Set tasks:
1. Duplicate the portion of the essay starting at "This was 1983—34" and ending at "down your face.".
2. According to the essay, what was the original title of the Millay poem that The New York Times published the morning Paris fell?

>> Start Quoted text

At a dinner party Crichton listens as people complained. “They don’t protect the environment.” “They don’t run the government responsibly.” “They never report the news accurately.”
Never one to be shy, Crichton speaks up, saying that when people complain, “they are the problem,” those people are in fact abdicating responsibility.
“Once you say some mysterious they are in charge, then you’re able to sit back comfortably and complain about how they are doing it. But maybe they need help. Maybe they need your ideas and your support and your letters and your active participation. Because you’re not powerless, you are a participant in this world. It’s your world too.”
This was 1983—34 years ago.
*****
Many Christmas Eves ago, I was at a small chapel in Connecticut for Mass. I didn’t know it then, but the priest always gives the same Christmas Eve sermon—actually a recitation—of “The Ballad of the Harp-Weaver”. I am sure I had heard of Edna St. Vincent Millay before but on this December night, I felt her—and the poetry of the pain and love of motherhood rocked my core. I dare you to read it without tears streaming down your face.
So, when I saw Savage Beauty, The Life of Edna St. Vincent Millay by Nancy Milford on the biography table at the AAUW sale, I stuffed it in my bag.
I started reading it in August. As I was well past the midpoint of the book, the world is in turmoil. There are isolationists. There are America Firsters. It is March 1939 and Hitler storms into Czechoslovakia. America is neutral, and most want to keep it that way. By the end of the summer, he takes Poland. May 1940, Rotterdam is destroyed and Holland is over run by Nazis. June 14, Paris falls. That morning The New York Times published a poem by Edna St. Vincent Millay. The original title was “Lines Written in Passion and Deep Concern for England, France and My Own Country”; by fall, it was renamed: “There Are No Islands”.
“Dear Isolationist, you are
So very, very insular! …
“…Let French and British fighters, deep
In battle, needing guns and sleep,
For lack of aid be overthrown,
And we be left to fight alone.”

>> End Quoted text
>> Start Extracted material

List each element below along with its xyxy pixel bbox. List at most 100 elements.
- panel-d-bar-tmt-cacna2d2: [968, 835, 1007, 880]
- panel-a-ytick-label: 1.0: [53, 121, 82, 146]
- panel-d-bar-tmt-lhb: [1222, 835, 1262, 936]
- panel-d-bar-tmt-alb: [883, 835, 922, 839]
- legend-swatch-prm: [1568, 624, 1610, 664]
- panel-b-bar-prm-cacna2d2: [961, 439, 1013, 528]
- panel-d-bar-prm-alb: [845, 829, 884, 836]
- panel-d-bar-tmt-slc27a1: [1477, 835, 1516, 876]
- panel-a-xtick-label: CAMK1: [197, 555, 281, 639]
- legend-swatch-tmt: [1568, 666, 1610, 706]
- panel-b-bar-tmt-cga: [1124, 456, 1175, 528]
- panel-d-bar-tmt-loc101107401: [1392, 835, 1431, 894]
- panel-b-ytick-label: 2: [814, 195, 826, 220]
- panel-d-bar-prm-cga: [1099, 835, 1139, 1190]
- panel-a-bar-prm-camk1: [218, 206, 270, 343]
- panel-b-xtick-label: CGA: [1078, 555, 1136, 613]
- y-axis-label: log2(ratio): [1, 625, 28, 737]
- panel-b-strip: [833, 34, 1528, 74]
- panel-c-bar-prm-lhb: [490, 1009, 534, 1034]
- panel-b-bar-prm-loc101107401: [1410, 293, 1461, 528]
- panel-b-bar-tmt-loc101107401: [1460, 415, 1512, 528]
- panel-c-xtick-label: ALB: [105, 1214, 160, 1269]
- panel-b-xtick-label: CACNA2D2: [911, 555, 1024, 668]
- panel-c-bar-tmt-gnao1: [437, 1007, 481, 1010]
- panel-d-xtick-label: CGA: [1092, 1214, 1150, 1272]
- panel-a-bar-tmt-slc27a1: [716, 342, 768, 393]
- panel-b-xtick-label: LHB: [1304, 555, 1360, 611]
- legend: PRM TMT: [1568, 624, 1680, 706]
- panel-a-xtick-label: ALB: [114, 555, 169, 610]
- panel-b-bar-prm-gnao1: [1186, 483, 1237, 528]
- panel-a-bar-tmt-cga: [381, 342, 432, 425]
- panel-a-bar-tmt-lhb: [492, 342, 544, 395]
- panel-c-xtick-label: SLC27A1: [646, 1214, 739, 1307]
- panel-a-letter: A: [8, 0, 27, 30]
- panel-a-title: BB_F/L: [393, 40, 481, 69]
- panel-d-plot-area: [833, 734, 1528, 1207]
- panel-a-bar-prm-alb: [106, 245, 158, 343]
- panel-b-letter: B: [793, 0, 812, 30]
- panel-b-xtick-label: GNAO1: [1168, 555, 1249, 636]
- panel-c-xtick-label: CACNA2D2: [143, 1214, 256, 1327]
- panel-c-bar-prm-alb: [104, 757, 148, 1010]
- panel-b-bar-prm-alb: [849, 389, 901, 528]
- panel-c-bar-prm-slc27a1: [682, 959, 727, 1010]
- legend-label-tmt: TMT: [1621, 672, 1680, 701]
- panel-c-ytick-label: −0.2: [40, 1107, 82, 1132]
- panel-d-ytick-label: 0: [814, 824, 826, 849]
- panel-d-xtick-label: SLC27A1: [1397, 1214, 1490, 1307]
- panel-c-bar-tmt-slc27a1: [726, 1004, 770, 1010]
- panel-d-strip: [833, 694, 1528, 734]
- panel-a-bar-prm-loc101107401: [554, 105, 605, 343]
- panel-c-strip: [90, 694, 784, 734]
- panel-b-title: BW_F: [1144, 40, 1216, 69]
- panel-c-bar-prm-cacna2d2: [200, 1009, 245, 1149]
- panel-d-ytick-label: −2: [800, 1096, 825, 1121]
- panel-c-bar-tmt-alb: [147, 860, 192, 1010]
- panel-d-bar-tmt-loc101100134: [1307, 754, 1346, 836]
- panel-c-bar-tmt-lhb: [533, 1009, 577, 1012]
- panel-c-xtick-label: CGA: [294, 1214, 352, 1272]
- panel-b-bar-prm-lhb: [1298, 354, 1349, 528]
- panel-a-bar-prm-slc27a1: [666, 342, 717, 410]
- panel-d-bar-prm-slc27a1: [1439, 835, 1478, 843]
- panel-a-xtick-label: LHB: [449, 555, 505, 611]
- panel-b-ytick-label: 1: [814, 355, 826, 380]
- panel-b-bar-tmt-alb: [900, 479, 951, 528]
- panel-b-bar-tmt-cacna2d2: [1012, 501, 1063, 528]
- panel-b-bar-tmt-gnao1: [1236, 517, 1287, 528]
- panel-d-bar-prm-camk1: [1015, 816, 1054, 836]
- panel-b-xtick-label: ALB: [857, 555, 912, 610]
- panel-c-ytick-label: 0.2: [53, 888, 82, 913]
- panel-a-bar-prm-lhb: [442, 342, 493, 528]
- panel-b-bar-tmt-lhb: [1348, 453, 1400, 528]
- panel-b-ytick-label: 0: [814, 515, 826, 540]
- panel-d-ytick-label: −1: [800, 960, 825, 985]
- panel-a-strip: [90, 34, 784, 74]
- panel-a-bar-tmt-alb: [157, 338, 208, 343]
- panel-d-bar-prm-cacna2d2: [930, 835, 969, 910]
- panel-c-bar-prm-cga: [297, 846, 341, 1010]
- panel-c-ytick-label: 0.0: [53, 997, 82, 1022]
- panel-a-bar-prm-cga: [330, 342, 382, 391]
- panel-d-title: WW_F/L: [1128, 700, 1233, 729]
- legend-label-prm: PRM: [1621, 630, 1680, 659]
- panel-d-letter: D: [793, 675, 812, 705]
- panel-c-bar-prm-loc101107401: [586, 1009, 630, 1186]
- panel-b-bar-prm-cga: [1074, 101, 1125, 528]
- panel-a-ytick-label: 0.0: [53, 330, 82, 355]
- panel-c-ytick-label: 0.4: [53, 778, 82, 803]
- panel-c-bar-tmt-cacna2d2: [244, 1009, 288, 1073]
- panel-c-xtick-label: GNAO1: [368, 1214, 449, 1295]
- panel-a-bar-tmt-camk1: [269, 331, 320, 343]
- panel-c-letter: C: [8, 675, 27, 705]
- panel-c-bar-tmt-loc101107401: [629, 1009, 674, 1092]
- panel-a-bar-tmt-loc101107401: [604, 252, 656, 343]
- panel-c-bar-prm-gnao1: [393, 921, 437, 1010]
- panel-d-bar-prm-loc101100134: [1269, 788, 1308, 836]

>> End Extracted material

Task answers:
1.
This was 1983—34 years ago.
*****
Many Christmas Eves ago, I was at a small chapel in Connecticut for Mass. I didn’t know it then, but the priest always gives the same Christmas Eve sermon—actually a recitation—of “The Ballad of the Harp-Weaver”. I am sure I had heard of Edna St. Vincent Millay before but on this December night, I felt her—and the poetry of the pain and love of motherhood rocked my core. I dare you to read it without tears streaming down your face.

2. "Lines Written in Passion and Deep Concern for England, France and My Own Country"